> [What you need to do]
Select every line containing the word "your" from the material, and copy those lines.

* Begin *

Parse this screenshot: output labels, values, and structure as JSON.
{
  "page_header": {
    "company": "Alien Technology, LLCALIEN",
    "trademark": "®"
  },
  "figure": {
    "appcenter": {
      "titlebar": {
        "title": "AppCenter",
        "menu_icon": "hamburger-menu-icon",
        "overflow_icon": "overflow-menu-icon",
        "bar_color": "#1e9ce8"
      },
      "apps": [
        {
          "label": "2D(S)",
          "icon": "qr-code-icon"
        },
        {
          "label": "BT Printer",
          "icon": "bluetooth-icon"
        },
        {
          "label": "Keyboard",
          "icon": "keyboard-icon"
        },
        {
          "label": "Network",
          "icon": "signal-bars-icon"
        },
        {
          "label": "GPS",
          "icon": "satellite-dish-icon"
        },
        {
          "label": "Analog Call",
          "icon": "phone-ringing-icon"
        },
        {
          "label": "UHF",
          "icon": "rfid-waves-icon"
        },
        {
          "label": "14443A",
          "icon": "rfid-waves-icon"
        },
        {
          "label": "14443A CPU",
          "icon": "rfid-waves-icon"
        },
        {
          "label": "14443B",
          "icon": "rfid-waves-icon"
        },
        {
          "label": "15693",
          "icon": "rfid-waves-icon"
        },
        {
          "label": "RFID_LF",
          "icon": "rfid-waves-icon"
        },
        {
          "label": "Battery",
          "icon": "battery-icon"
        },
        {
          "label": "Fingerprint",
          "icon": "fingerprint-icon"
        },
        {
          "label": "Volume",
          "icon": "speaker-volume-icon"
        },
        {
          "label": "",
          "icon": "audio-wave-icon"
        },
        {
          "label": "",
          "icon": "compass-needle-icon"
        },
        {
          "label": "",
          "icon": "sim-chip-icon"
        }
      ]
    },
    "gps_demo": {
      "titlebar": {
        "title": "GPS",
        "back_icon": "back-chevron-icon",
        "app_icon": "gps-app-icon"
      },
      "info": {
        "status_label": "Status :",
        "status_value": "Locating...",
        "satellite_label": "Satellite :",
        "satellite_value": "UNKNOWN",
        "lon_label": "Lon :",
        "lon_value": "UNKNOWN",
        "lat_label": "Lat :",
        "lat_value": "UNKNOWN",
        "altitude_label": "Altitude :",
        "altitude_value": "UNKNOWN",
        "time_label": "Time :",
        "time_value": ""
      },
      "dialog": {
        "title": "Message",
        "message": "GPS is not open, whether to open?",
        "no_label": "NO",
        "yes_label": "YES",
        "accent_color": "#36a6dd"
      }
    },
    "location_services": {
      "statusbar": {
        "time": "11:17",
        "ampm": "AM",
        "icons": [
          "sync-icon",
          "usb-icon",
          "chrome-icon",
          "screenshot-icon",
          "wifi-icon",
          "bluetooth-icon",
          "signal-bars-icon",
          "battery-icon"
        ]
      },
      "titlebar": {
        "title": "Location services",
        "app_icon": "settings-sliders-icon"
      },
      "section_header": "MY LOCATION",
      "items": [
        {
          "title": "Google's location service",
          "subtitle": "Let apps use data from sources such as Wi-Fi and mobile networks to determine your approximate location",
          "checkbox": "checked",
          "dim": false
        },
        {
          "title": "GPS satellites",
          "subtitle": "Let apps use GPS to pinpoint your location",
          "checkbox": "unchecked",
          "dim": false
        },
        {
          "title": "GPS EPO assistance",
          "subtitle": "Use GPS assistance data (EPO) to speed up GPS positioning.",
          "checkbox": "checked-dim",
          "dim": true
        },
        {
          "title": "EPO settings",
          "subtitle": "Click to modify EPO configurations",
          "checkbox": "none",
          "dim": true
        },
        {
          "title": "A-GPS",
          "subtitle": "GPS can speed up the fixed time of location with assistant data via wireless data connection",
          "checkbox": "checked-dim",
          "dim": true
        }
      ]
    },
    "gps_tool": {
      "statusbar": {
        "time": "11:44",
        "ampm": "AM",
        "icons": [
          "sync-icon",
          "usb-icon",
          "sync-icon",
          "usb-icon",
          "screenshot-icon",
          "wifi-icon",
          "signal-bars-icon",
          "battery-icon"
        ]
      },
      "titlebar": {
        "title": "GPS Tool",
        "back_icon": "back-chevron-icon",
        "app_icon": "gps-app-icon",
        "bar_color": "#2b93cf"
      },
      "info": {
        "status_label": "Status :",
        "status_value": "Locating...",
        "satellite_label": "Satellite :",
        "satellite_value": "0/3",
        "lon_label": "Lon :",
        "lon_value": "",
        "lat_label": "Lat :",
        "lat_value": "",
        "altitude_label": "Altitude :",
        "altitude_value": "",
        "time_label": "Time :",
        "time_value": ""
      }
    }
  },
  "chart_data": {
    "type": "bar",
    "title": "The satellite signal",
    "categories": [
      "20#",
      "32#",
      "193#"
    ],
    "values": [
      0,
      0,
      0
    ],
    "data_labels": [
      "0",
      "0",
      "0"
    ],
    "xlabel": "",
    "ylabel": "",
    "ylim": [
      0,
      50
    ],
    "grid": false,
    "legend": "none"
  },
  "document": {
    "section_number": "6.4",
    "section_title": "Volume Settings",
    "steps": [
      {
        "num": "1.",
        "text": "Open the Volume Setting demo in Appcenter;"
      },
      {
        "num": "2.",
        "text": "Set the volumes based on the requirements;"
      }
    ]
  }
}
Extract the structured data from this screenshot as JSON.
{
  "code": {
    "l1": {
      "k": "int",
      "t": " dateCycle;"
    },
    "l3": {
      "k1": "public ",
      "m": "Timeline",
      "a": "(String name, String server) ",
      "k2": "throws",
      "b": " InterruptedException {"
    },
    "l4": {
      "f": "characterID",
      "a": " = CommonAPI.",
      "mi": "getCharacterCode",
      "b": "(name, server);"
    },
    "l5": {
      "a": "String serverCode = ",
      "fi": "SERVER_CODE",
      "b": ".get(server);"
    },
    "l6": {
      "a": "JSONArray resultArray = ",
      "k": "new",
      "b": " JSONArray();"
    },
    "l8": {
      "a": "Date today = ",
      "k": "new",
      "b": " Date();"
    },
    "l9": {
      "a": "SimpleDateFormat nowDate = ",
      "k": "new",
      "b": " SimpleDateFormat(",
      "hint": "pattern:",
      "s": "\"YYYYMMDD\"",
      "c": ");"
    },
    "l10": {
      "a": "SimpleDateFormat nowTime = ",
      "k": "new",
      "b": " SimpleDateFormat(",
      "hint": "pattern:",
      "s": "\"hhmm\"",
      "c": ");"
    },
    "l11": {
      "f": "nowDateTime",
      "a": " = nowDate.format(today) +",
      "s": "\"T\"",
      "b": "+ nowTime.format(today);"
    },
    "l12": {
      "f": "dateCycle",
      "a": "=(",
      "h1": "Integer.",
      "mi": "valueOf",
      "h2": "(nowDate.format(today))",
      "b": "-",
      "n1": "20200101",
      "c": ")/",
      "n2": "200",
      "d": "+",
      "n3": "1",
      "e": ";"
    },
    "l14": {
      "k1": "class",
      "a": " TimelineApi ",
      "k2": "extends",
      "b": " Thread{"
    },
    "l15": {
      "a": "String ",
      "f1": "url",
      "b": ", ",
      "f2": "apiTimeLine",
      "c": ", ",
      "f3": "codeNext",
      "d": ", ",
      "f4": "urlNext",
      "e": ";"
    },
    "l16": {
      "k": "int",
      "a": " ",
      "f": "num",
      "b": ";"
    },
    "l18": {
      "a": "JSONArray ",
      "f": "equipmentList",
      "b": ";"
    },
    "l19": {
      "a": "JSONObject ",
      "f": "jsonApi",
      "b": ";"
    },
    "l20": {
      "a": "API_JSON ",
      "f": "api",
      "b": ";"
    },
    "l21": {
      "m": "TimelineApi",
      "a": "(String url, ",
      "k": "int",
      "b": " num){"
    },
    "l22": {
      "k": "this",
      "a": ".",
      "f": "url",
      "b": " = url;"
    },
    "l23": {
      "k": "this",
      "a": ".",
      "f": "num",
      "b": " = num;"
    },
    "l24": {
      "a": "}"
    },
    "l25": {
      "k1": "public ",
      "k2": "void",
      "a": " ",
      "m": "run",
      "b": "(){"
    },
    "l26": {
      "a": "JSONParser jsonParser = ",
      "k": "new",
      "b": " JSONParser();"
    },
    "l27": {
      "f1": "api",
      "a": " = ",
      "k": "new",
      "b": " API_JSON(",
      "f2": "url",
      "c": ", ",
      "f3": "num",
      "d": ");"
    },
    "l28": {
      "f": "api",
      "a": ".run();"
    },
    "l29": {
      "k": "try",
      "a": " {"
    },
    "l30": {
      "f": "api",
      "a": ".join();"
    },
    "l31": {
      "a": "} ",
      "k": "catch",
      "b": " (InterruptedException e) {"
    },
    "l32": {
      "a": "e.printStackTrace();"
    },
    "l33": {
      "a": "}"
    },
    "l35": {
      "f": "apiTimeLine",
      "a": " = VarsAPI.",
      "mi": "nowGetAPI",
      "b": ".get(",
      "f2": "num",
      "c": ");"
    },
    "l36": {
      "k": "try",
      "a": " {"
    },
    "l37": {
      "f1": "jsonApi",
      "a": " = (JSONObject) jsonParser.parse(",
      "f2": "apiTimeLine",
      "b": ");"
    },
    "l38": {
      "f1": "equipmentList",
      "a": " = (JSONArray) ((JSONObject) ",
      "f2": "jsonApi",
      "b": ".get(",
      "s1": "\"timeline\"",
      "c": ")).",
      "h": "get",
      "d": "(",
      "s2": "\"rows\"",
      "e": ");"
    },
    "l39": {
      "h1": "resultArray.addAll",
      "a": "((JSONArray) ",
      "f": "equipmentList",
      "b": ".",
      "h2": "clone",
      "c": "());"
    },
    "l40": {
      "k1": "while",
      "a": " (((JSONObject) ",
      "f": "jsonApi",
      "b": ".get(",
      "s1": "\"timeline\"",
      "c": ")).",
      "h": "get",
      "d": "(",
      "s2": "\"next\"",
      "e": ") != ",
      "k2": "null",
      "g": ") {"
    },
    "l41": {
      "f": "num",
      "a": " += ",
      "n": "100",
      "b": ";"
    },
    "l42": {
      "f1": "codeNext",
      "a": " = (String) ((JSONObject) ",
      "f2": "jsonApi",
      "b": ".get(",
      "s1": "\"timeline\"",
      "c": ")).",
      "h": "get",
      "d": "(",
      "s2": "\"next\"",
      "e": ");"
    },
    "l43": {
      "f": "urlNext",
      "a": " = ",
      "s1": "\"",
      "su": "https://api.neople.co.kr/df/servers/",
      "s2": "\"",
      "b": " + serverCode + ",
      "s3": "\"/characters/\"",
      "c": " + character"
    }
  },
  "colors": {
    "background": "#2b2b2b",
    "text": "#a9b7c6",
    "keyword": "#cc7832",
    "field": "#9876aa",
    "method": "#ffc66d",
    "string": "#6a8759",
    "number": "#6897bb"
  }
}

* End *

> [Exercise output]
          "subtitle": "Let apps use data from sources such as Wi-Fi and mobile networks to determine your approximate location",
          "subtitle": "Let apps use GPS to pinpoint your location",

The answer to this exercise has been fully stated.